§ WHAT IS NEEDED
In the data, extract each line that holds the string "Continental".
━━━ SUPPLIED DATA ━━━
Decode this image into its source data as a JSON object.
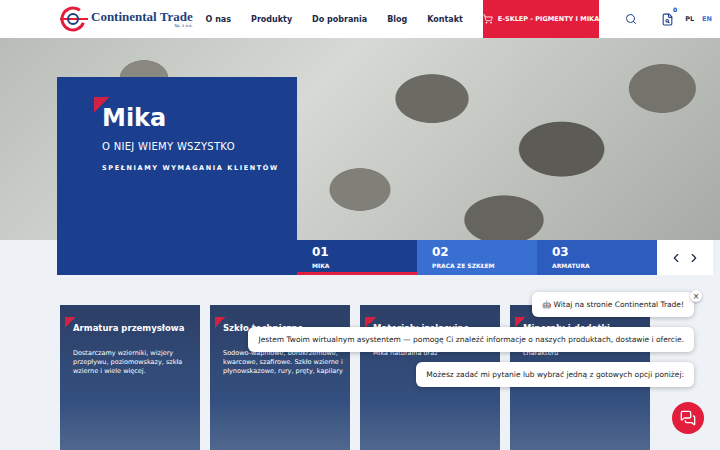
{
  "header": {
    "logo": {
      "name": "Continental Trade",
      "sub": "Sp. z o.o."
    },
    "nav": [
      "O nas",
      "Produkty",
      "Do pobrania",
      "Blog",
      "Kontakt"
    ],
    "shop_button": "E-SKLEP - PIGMENTY I MIKA",
    "cart_badge": "0",
    "languages": [
      {
        "label": "PL",
        "selected": true
      },
      {
        "label": "EN",
        "selected": false
      }
    ]
  },
  "hero": {
    "title": "Mika",
    "subtitle": "O NIEJ WIEMY WSZYSTKO",
    "tagline": "SPEŁNIAMY WYMAGANIA KLIENTÓW",
    "slides": [
      {
        "number": "01",
        "label": "MIKA",
        "selected": true,
        "color": "#1b3f8e"
      },
      {
        "number": "02",
        "label": "PRACA ZE SZKŁEM",
        "selected": false,
        "color": "#3a6fd2"
      },
      {
        "number": "03",
        "label": "ARMATURA",
        "selected": false,
        "color": "#2d5cbf"
      }
    ]
  },
  "cards": [
    {
      "title": "Armatura przemysłowa",
      "text": "Dostarczamy wzierniki, wizjery przepływu, poziomowskazy, szkła wzierne i wiele więcej."
    },
    {
      "title": "Szkło techniczne",
      "text": "Sodowo-wapniowe, borokrzemowe, kwarcowe, szafirowe. Szkło wzierne i płynowskazowe, rury, pręty, kapilary"
    },
    {
      "title": "Materiały izolacyjne",
      "text": "Mika naturalna oraz"
    },
    {
      "title": "Minerały i dodatki",
      "text": "charakteru"
    }
  ],
  "chat": {
    "close": "×",
    "messages": [
      "🤖 Witaj na stronie Continental Trade!",
      "Jestem Twoim wirtualnym asystentem — pomogę Ci znaleźć informacje o naszych produktach, dostawie i ofercie.",
      "Możesz zadać mi pytanie lub wybrać jedną z gotowych opcji poniżej:"
    ]
  }
}
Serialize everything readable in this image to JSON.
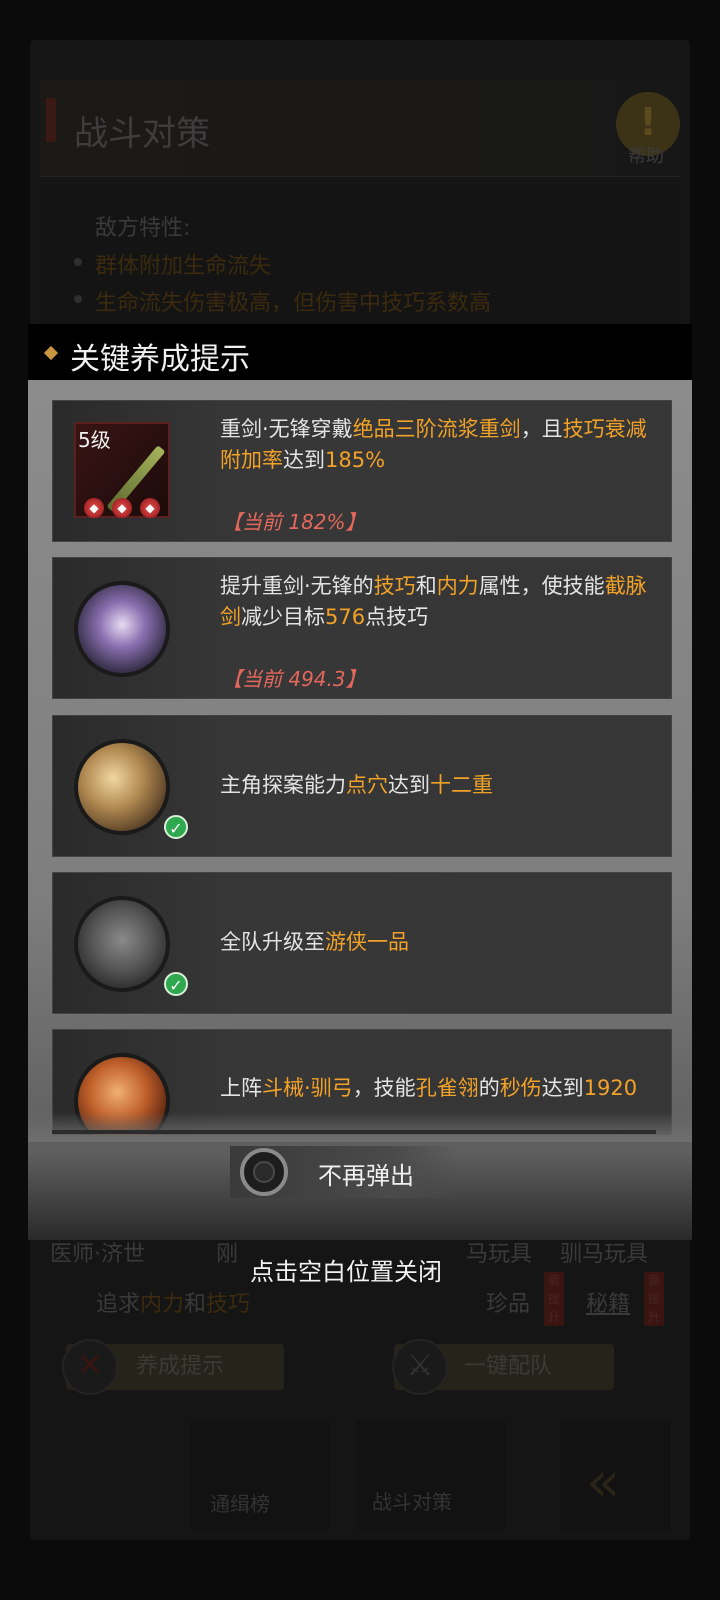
{
  "background": {
    "title": "战斗对策",
    "help_label": "帮助",
    "traits_title": "敌方特性:",
    "traits": [
      "群体附加生命流失",
      "生命流失伤害极高，但伤害中技巧系数高"
    ],
    "row1": {
      "left": "医师·济世",
      "mid": "刚",
      "right_a": "驯马玩具",
      "right_b": "驯马玩具",
      "hidden_a": "马玩具"
    },
    "row2": {
      "prefix": "追求",
      "hl1": "内力",
      "mid": "和",
      "hl2": "技巧",
      "tag_a": "珍品",
      "tag_b": "秘籍",
      "badge": "需提升"
    },
    "btn_cultivate": "养成提示",
    "btn_team": "一键配队",
    "nav": [
      "通缉榜",
      "战斗对策"
    ]
  },
  "popup": {
    "title": "关键养成提示",
    "cards": [
      {
        "level": "5级",
        "t1": "重剑·无锋穿戴",
        "h1": "绝品三阶流浆重剑",
        "t2": "，且",
        "h2": "技巧衰减附加率",
        "t3": "达到",
        "h3": "185%",
        "current": "【当前 182%】"
      },
      {
        "t1": "提升重剑·无锋的",
        "h1": "技巧",
        "t2": "和",
        "h2": "内力",
        "t3": "属性，使技能",
        "h3": "截脉剑",
        "t4": "减少目标",
        "h4": "576",
        "t5": "点技巧",
        "current": "【当前 494.3】"
      },
      {
        "t1": "主角探案能力",
        "h1": "点穴",
        "t2": "达到",
        "h2": "十二重"
      },
      {
        "t1": "全队升级至",
        "h1": "游侠一品"
      },
      {
        "t1": "上阵",
        "h1": "斗械·驯弓",
        "t2": "，技能",
        "h2": "孔雀翎",
        "t3": "的",
        "h3": "秒伤",
        "t4": "达到",
        "h4": "1920"
      }
    ],
    "no_show_label": "不再弹出",
    "close_hint": "点击空白位置关闭"
  },
  "colors": {
    "highlight": "#f2a227",
    "current": "#e4685c",
    "check": "#2fa84f"
  }
}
━━━
§ RESPONSE BELOW
      "name": "Continental Trade",
      "🤖 Witaj na stronie Continental Trade!",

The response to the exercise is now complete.